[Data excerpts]
════════
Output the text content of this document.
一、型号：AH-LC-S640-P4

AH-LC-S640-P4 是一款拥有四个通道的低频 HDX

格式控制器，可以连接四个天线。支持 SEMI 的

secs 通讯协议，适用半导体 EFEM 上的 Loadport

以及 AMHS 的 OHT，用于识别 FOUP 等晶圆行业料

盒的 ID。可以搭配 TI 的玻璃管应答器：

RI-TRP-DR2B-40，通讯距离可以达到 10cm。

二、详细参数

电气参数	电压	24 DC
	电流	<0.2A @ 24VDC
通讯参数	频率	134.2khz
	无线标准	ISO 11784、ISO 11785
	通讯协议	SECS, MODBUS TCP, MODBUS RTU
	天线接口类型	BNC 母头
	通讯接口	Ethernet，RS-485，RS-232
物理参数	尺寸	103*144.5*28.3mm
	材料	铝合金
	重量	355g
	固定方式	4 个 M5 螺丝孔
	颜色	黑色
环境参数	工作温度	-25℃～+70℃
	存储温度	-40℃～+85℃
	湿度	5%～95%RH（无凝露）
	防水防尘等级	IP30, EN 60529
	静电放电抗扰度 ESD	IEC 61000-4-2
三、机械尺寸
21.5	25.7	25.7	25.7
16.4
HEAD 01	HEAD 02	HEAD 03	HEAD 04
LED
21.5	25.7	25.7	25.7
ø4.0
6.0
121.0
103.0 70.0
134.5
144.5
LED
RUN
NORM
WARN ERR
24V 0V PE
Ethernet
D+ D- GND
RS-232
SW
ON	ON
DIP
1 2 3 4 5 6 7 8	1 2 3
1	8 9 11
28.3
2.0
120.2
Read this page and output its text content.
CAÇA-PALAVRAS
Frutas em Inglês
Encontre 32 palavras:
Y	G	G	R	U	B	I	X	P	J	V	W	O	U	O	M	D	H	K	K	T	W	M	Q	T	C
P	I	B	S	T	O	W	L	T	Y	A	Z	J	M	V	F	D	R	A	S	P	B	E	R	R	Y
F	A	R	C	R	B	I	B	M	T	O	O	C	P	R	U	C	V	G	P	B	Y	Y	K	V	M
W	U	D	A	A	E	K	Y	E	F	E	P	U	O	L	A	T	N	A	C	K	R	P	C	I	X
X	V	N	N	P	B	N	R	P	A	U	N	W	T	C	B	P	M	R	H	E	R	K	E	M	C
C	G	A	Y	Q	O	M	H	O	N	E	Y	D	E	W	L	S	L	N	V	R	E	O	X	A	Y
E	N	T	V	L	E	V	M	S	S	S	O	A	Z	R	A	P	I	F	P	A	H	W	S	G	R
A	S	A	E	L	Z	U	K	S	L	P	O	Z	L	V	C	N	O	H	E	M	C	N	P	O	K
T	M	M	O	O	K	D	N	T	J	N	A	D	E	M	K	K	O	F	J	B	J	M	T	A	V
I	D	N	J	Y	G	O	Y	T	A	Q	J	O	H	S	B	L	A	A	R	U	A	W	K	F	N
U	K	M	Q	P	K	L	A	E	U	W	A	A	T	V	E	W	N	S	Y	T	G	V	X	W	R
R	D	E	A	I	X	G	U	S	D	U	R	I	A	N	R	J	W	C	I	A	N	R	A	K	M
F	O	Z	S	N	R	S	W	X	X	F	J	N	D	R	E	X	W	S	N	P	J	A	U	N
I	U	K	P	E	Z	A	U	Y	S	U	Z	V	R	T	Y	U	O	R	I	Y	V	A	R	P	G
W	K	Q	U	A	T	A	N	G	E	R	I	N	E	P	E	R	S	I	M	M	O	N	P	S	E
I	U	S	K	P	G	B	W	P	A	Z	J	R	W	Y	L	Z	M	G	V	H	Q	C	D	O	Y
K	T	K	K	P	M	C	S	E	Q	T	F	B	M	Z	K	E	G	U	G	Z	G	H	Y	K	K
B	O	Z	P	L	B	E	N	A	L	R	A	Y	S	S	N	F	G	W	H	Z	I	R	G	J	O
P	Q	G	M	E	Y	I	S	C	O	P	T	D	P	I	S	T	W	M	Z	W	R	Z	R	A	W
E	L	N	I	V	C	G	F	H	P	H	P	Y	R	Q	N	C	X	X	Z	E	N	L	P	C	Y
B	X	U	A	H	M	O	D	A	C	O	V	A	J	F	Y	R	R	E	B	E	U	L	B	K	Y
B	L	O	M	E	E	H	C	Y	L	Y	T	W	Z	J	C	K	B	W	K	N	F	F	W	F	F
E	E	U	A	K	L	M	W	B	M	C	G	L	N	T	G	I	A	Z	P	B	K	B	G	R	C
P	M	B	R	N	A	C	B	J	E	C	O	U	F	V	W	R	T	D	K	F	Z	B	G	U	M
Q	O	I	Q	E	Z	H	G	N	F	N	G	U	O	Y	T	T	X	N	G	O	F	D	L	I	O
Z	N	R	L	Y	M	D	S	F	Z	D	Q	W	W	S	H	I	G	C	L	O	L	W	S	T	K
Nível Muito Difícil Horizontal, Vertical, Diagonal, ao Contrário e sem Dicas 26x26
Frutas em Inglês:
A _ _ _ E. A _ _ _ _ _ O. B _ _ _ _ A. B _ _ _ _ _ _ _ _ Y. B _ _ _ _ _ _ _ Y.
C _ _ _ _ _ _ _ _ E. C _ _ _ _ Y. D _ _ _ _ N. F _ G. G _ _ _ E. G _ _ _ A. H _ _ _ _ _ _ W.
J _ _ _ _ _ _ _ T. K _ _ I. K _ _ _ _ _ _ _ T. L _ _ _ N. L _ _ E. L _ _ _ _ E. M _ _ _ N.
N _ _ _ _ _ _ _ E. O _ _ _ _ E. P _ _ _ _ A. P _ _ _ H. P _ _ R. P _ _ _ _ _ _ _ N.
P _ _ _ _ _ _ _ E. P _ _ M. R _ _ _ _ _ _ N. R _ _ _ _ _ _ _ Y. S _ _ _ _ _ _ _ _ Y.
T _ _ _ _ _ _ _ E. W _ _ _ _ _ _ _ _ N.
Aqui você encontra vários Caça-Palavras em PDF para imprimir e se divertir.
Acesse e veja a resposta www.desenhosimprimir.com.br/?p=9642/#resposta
════════
Every entry should be printed again exactly as it stands.

Full output:
Output the text content of this document.
一、型号：AH-LC-S640-P4

AH-LC-S640-P4 是一款拥有四个通道的低频 HDX

格式控制器，可以连接四个天线。支持 SEMI 的

secs 通讯协议，适用半导体 EFEM 上的 Loadport

以及 AMHS 的 OHT，用于识别 FOUP 等晶圆行业料

盒的 ID。可以搭配 TI 的玻璃管应答器：

RI-TRP-DR2B-40，通讯距离可以达到 10cm。

二、详细参数

电气参数	电压	24 DC
	电流	<0.2A @ 24VDC
通讯参数	频率	134.2khz
	无线标准	ISO 11784、ISO 11785
	通讯协议	SECS, MODBUS TCP, MODBUS RTU
	天线接口类型	BNC 母头
	通讯接口	Ethernet，RS-485，RS-232
物理参数	尺寸	103*144.5*28.3mm
	材料	铝合金
	重量	355g
	固定方式	4 个 M5 螺丝孔
	颜色	黑色
环境参数	工作温度	-25℃～+70℃
	存储温度	-40℃～+85℃
	湿度	5%～95%RH（无凝露）
	防水防尘等级	IP30, EN 60529
	静电放电抗扰度 ESD	IEC 61000-4-2
三、机械尺寸
21.5	25.7	25.7	25.7
16.4
HEAD 01	HEAD 02	HEAD 03	HEAD 04
LED
21.5	25.7	25.7	25.7
ø4.0
6.0
121.0
103.0 70.0
134.5
144.5
LED
RUN
NORM
WARN ERR
24V 0V PE
Ethernet
D+ D- GND
RS-232
SW
ON	ON
DIP
1 2 3 4 5 6 7 8	1 2 3
1	8 9 11
28.3
2.0
120.2
Read this page and output its text content.
CAÇA-PALAVRAS
Frutas em Inglês
Encontre 32 palavras:
Y	G	G	R	U	B	I	X	P	J	V	W	O	U	O	M	D	H	K	K	T	W	M	Q	T	C
P	I	B	S	T	O	W	L	T	Y	A	Z	J	M	V	F	D	R	A	S	P	B	E	R	R	Y
F	A	R	C	R	B	I	B	M	T	O	O	C	P	R	U	C	V	G	P	B	Y	Y	K	V	M
W	U	D	A	A	E	K	Y	E	F	E	P	U	O	L	A	T	N	A	C	K	R	P	C	I	X
X	V	N	N	P	B	N	R	P	A	U	N	W	T	C	B	P	M	R	H	E	R	K	E	M	C
C	G	A	Y	Q	O	M	H	O	N	E	Y	D	E	W	L	S	L	N	V	R	E	O	X	A	Y
E	N	T	V	L	E	V	M	S	S	S	O	A	Z	R	A	P	I	F	P	A	H	W	S	G	R
A	S	A	E	L	Z	U	K	S	L	P	O	Z	L	V	C	N	O	H	E	M	C	N	P	O	K
T	M	M	O	O	K	D	N	T	J	N	A	D	E	M	K	K	O	F	J	B	J	M	T	A	V
I	D	N	J	Y	G	O	Y	T	A	Q	J	O	H	S	B	L	A	A	R	U	A	W	K	F	N
U	K	M	Q	P	K	L	A	E	U	W	A	A	T	V	E	W	N	S	Y	T	G	V	X	W	R
R	D	E	A	I	X	G	U	S	D	U	R	I	A	N	R	J	W	C	I	A	N	R	A	K	M
F	O	Z	S	N	R	S	W	X	X	F	J	N	D	R	E	X	W	S	N	P	J	A	U	N
I	U	K	P	E	Z	A	U	Y	S	U	Z	V	R	T	Y	U	O	R	I	Y	V	A	R	P	G
W	K	Q	U	A	T	A	N	G	E	R	I	N	E	P	E	R	S	I	M	M	O	N	P	S	E
I	U	S	K	P	G	B	W	P	A	Z	J	R	W	Y	L	Z	M	G	V	H	Q	C	D	O	Y
K	T	K	K	P	M	C	S	E	Q	T	F	B	M	Z	K	E	G	U	G	Z	G	H	Y	K	K
B	O	Z	P	L	B	E	N	A	L	R	A	Y	S	S	N	F	G	W	H	Z	I	R	G	J	O
P	Q	G	M	E	Y	I	S	C	O	P	T	D	P	I	S	T	W	M	Z	W	R	Z	R	A	W
E	L	N	I	V	C	G	F	H	P	H	P	Y	R	Q	N	C	X	X	Z	E	N	L	P	C	Y
B	X	U	A	H	M	O	D	A	C	O	V	A	J	F	Y	R	R	E	B	E	U	L	B	K	Y
B	L	O	M	E	E	H	C	Y	L	Y	T	W	Z	J	C	K	B	W	K	N	F	F	W	F	F
E	E	U	A	K	L	M	W	B	M	C	G	L	N	T	G	I	A	Z	P	B	K	B	G	R	C
P	M	B	R	N	A	C	B	J	E	C	O	U	F	V	W	R	T	D	K	F	Z	B	G	U	M
Q	O	I	Q	E	Z	H	G	N	F	N	G	U	O	Y	T	T	X	N	G	O	F	D	L	I	O
Z	N	R	L	Y	M	D	S	F	Z	D	Q	W	W	S	H	I	G	C	L	O	L	W	S	T	K
Nível Muito Difícil Horizontal, Vertical, Diagonal, ao Contrário e sem Dicas 26x26
Frutas em Inglês:
A _ _ _ E. A _ _ _ _ _ O. B _ _ _ _ A. B _ _ _ _ _ _ _ _ Y. B _ _ _ _ _ _ _ Y.
C _ _ _ _ _ _ _ _ E. C _ _ _ _ Y. D _ _ _ _ N. F _ G. G _ _ _ E. G _ _ _ A. H _ _ _ _ _ _ W.
J _ _ _ _ _ _ _ T. K _ _ I. K _ _ _ _ _ _ _ T. L _ _ _ N. L _ _ E. L _ _ _ _ E. M _ _ _ N.
N _ _ _ _ _ _ _ E. O _ _ _ _ E. P _ _ _ _ A. P _ _ _ H. P _ _ R. P _ _ _ _ _ _ _ N.
P _ _ _ _ _ _ _ E. P _ _ M. R _ _ _ _ _ _ N. R _ _ _ _ _ _ _ Y. S _ _ _ _ _ _ _ _ Y.
T _ _ _ _ _ _ _ E. W _ _ _ _ _ _ _ _ N.
Aqui você encontra vários Caça-Palavras em PDF para imprimir e se divertir.
Acesse e veja a resposta www.desenhosimprimir.com.br/?p=9642/#resposta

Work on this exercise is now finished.